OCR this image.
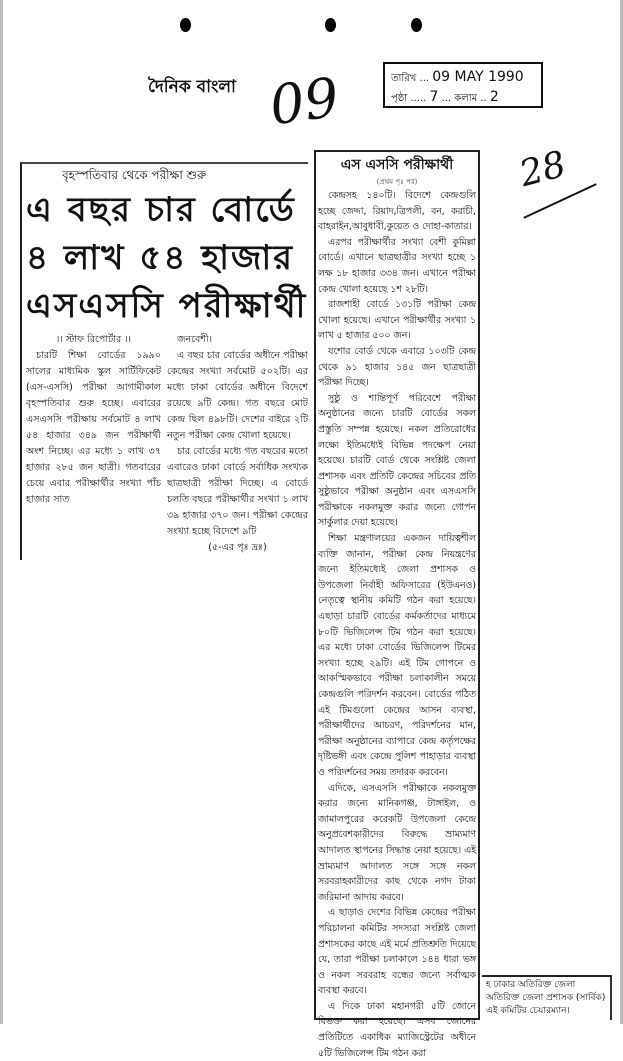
দৈনিক বাংলা 09
28
তারিখ ... 09 MAY 1990
পৃষ্ঠা ..... 7 ... কলাম .. 2
বৃহস্পতিবার থেকে পরীক্ষা শুরু
এ বছর চার বোর্ডে
৪ লাখ ৫৪ হাজার
এসএসসি পরীক্ষার্থী

।। স্টাফ রিপোর্টার ।।

চারটি শিক্ষা বোর্ডের ১৯৯০ সালের মাধ্যমিক স্কুল সার্টিফিকেট (এস-এসসি) পরীক্ষা আগামীকাল বৃহস্পতিবার শুরু হচ্ছে। এবারের এসএসসি পরীক্ষায় সর্বমোট ৪ লাখ ৫৪ হাজার ৩৪৯ জন পরীক্ষার্থী অংশ নিচ্ছে। এর মধ্যে ১ লাখ ৩৭ হাজার ২৮৫ জন ছাত্রী। গতবারের চেয়ে এবার পরীক্ষার্থীর সংখ্যা পাঁচ হাজার সাত

জনবেশী।

এ বছর চার বোর্ডের অধীনে পরীক্ষা কেন্দ্রের সংখ্যা সর্বমোট ৫০২টি। এর মধ্যে ঢাকা বোর্ডের অধীনে বিদেশে রয়েছে ৯টি কেন্দ্র। গত বছরে মোট কেন্দ্র ছিল ৪৯৮টি। দেশের বাইরে ২টি নতুন পরীক্ষা কেন্দ্র খোলা হয়েছে।

চার বোর্ডের মধ্যে গত বছরের মতো এবারেও ঢাকা বোর্ডে সর্বাধিক সংখ্যক ছাত্রছাত্রী পরীক্ষা দিচ্ছে। এ বোর্ডে চলতি বছরে পরীক্ষার্থীর সংখ্যা ১ লাখ ৩৯ হাজার ৩৭০ জন। পরীক্ষা কেন্দ্রের সংখ্যা হচ্ছে বিদেশে ৯টি

(৫-এর পৃঃ দ্রঃ)

এস এসসি পরীক্ষার্থী

(প্রথম পৃঃ পর)

কেন্দ্রসহ ১৪০টি। বিদেশে কেন্দ্রগুলি হচ্ছে জেদ্দা, রিয়াদ,ত্রিপলী, বন, করাচী, বাহরাইন,আবুধাবী,কুয়েত ও দোহা-কাতার।

এরপর পরীক্ষার্থীর সংখ্যা বেশী কুমিল্লা বোর্ডে। এখানে ছাত্রছাত্রীর সংখ্যা হচ্ছে ১ লক্ষ ১৮ হাজার ৩৩৪ জন। এখানে পরীক্ষা কেন্দ্র খোলা হয়েছে ১শ ২৮টি।

রাজশাহী বোর্ডে ১৩১টি পরীক্ষা কেন্দ্র খোলা হয়েছে। এখানে পরীক্ষার্থীর সংখ্যা ১ লাখ ৫ হাজার ৫০০ জন।

যশোর বোর্ড থেকে এবারে ১০৩টি কেন্দ্র থেকে ৯১ হাজার ১৪৫ জন ছাত্রছাত্রী পরীক্ষা দিচ্ছে।

সুষ্ঠু ও শান্তিপূর্ণ পরিবেশে পরীক্ষা অনুষ্ঠানের জন্যে চারটি বোর্ডের সকল প্রস্তুতি সম্পন্ন হয়েছে। নকল প্রতিরোধের লক্ষ্যে ইতিমধ্যেই বিভিন্ন পদক্ষেপ নেয়া হয়েছে। চারটি বোর্ড থেকে সংশ্লিষ্ট জেলা প্রশাসক এবং প্রতিটি কেন্দ্রের সচিবের প্রতি সুষ্ঠুভাবে পরীক্ষা অনুষ্ঠান এবং এসএসসি পরীক্ষাকে নকলমুক্ত করার জন্যে গোপন সার্কুলার দেয়া হয়েছে।

শিক্ষা মন্ত্রণালয়ের একজন দায়িত্বশীল ব্যক্তি জানান, পরীক্ষা কেন্দ্র নিয়ন্ত্রণের জন্যে ইতিমধ্যেই জেলা প্রশাসক ও উপজেলা নির্বাহী অফিসারের (ইউএনও) নেতৃত্বে স্থানীয় কমিটি গঠন করা হয়েছে। এছাড়া চারটি বোর্ডের কর্মকর্তাদের মাধ্যমে ৮০টি ভিজিলেন্স টিম গঠন করা হয়েছে। এর মধ্যে ঢাকা বোর্ডের ভিজিলেন্স টিমের সংখ্যা হচ্ছে ২৯টি। এই টিম গোপনে ও আকস্মিকভাবে পরীক্ষা চলাকালীন সময়ে কেন্দ্রগুলি পরিদর্শন করবেন। বোর্ডের গঠিত এই টিমগুলো কেন্দ্রের আসন ব্যবস্থা, পরীক্ষার্থীদের আচরণ, পরিদর্শনের মান, পরীক্ষা অনুষ্ঠানের ব্যাপারে কেন্দ্র কর্তৃপক্ষের দৃষ্টিভঙ্গী এবং কেন্দ্রে পুলিশ পাহাড়ার ব্যবস্থা ও পরিদর্শনের সময় তদারক করবেন।

এদিকে, এসএসসি পরীক্ষাকে নকলমুক্ত করার জন্যে মানিকগঞ্জ, টাঙ্গাইল, ও জামালপুরের করেকটি উপজেলা কেন্দ্রে অনুপ্রবেশকারীদের বিরুদ্ধে ভ্রাম্যমাণ আদালত স্থাপনের সিদ্ধান্ত নেয়া হয়েছে। এই ভ্রাম্যমাণ আদালত সঙ্গে সঙ্গে নকল সরবরাহকারীদের কাছ থেকে নগদ টাকা জরিমানা আদায় করবে।

এ ছাড়াও দেশের বিভিন্ন কেন্দ্রের পরীক্ষা পরিচালনা কমিটির সদস্যরা সংশ্লিষ্ট জেলা প্রশাসকের কাছে এই মর্মে প্রতিশ্রুতি দিয়েছে যে, তারা পরীক্ষা চলাকালে ১৪৪ ধারা ভঙ্গ ও নকল সরবরাহ বন্ধের জন্যে সর্বাত্মক ব্যবস্থা করবে।

এ দিকে ঢাকা মহানগরী ৫টি জোনে বিভক্ত করা হয়েছে। এসব জোনের প্রতিটিতে একাধিক ম্যাজিস্ট্রেটের অধীনে ৫টি ভিজিলেন্স টিম গঠন করা

হ ঢাকার অতিরিক্ত জেলা অতিরিক্ত জেলা প্রশাসক (সার্বিক) এই কমিটির চেয়ারম্যান।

> **What is required**: Exactly as written, return every line of the listing, but not the pictures.

> **Complete answer**:
OCR this image.
দৈনিক বাংলা 09
28
তারিখ ... 09 MAY 1990
পৃষ্ঠা ..... 7 ... কলাম .. 2
বৃহস্পতিবার থেকে পরীক্ষা শুরু
এ বছর চার বোর্ডে
৪ লাখ ৫৪ হাজার
এসএসসি পরীক্ষার্থী

।। স্টাফ রিপোর্টার ।।

চারটি শিক্ষা বোর্ডের ১৯৯০ সালের মাধ্যমিক স্কুল সার্টিফিকেট (এস-এসসি) পরীক্ষা আগামীকাল বৃহস্পতিবার শুরু হচ্ছে। এবারের এসএসসি পরীক্ষায় সর্বমোট ৪ লাখ ৫৪ হাজার ৩৪৯ জন পরীক্ষার্থী অংশ নিচ্ছে। এর মধ্যে ১ লাখ ৩৭ হাজার ২৮৫ জন ছাত্রী। গতবারের চেয়ে এবার পরীক্ষার্থীর সংখ্যা পাঁচ হাজার সাত

জনবেশী।

এ বছর চার বোর্ডের অধীনে পরীক্ষা কেন্দ্রের সংখ্যা সর্বমোট ৫০২টি। এর মধ্যে ঢাকা বোর্ডের অধীনে বিদেশে রয়েছে ৯টি কেন্দ্র। গত বছরে মোট কেন্দ্র ছিল ৪৯৮টি। দেশের বাইরে ২টি নতুন পরীক্ষা কেন্দ্র খোলা হয়েছে।

চার বোর্ডের মধ্যে গত বছরের মতো এবারেও ঢাকা বোর্ডে সর্বাধিক সংখ্যক ছাত্রছাত্রী পরীক্ষা দিচ্ছে। এ বোর্ডে চলতি বছরে পরীক্ষার্থীর সংখ্যা ১ লাখ ৩৯ হাজার ৩৭০ জন। পরীক্ষা কেন্দ্রের সংখ্যা হচ্ছে বিদেশে ৯টি

(৫-এর পৃঃ দ্রঃ)

এস এসসি পরীক্ষার্থী

(প্রথম পৃঃ পর)

কেন্দ্রসহ ১৪০টি। বিদেশে কেন্দ্রগুলি হচ্ছে জেদ্দা, রিয়াদ,ত্রিপলী, বন, করাচী, বাহরাইন,আবুধাবী,কুয়েত ও দোহা-কাতার।

এরপর পরীক্ষার্থীর সংখ্যা বেশী কুমিল্লা বোর্ডে। এখানে ছাত্রছাত্রীর সংখ্যা হচ্ছে ১ লক্ষ ১৮ হাজার ৩৩৪ জন। এখানে পরীক্ষা কেন্দ্র খোলা হয়েছে ১শ ২৮টি।

রাজশাহী বোর্ডে ১৩১টি পরীক্ষা কেন্দ্র খোলা হয়েছে। এখানে পরীক্ষার্থীর সংখ্যা ১ লাখ ৫ হাজার ৫০০ জন।

যশোর বোর্ড থেকে এবারে ১০৩টি কেন্দ্র থেকে ৯১ হাজার ১৪৫ জন ছাত্রছাত্রী পরীক্ষা দিচ্ছে।

সুষ্ঠু ও শান্তিপূর্ণ পরিবেশে পরীক্ষা অনুষ্ঠানের জন্যে চারটি বোর্ডের সকল প্রস্তুতি সম্পন্ন হয়েছে। নকল প্রতিরোধের লক্ষ্যে ইতিমধ্যেই বিভিন্ন পদক্ষেপ নেয়া হয়েছে। চারটি বোর্ড থেকে সংশ্লিষ্ট জেলা প্রশাসক এবং প্রতিটি কেন্দ্রের সচিবের প্রতি সুষ্ঠুভাবে পরীক্ষা অনুষ্ঠান এবং এসএসসি পরীক্ষাকে নকলমুক্ত করার জন্যে গোপন সার্কুলার দেয়া হয়েছে।

শিক্ষা মন্ত্রণালয়ের একজন দায়িত্বশীল ব্যক্তি জানান, পরীক্ষা কেন্দ্র নিয়ন্ত্রণের জন্যে ইতিমধ্যেই জেলা প্রশাসক ও উপজেলা নির্বাহী অফিসারের (ইউএনও) নেতৃত্বে স্থানীয় কমিটি গঠন করা হয়েছে। এছাড়া চারটি বোর্ডের কর্মকর্তাদের মাধ্যমে ৮০টি ভিজিলেন্স টিম গঠন করা হয়েছে। এর মধ্যে ঢাকা বোর্ডের ভিজিলেন্স টিমের সংখ্যা হচ্ছে ২৯টি। এই টিম গোপনে ও আকস্মিকভাবে পরীক্ষা চলাকালীন সময়ে কেন্দ্রগুলি পরিদর্শন করবেন। বোর্ডের গঠিত এই টিমগুলো কেন্দ্রের আসন ব্যবস্থা, পরীক্ষার্থীদের আচরণ, পরিদর্শনের মান, পরীক্ষা অনুষ্ঠানের ব্যাপারে কেন্দ্র কর্তৃপক্ষের দৃষ্টিভঙ্গী এবং কেন্দ্রে পুলিশ পাহাড়ার ব্যবস্থা ও পরিদর্শনের সময় তদারক করবেন।

এদিকে, এসএসসি পরীক্ষাকে নকলমুক্ত করার জন্যে মানিকগঞ্জ, টাঙ্গাইল, ও জামালপুরের করেকটি উপজেলা কেন্দ্রে অনুপ্রবেশকারীদের বিরুদ্ধে ভ্রাম্যমাণ আদালত স্থাপনের সিদ্ধান্ত নেয়া হয়েছে। এই ভ্রাম্যমাণ আদালত সঙ্গে সঙ্গে নকল সরবরাহকারীদের কাছ থেকে নগদ টাকা জরিমানা আদায় করবে।

এ ছাড়াও দেশের বিভিন্ন কেন্দ্রের পরীক্ষা পরিচালনা কমিটির সদস্যরা সংশ্লিষ্ট জেলা প্রশাসকের কাছে এই মর্মে প্রতিশ্রুতি দিয়েছে যে, তারা পরীক্ষা চলাকালে ১৪৪ ধারা ভঙ্গ ও নকল সরবরাহ বন্ধের জন্যে সর্বাত্মক ব্যবস্থা করবে।

এ দিকে ঢাকা মহানগরী ৫টি জোনে বিভক্ত করা হয়েছে। এসব জোনের প্রতিটিতে একাধিক ম্যাজিস্ট্রেটের অধীনে ৫টি ভিজিলেন্স টিম গঠন করা

হ ঢাকার অতিরিক্ত জেলা অতিরিক্ত জেলা প্রশাসক (সার্বিক) এই কমিটির চেয়ারম্যান।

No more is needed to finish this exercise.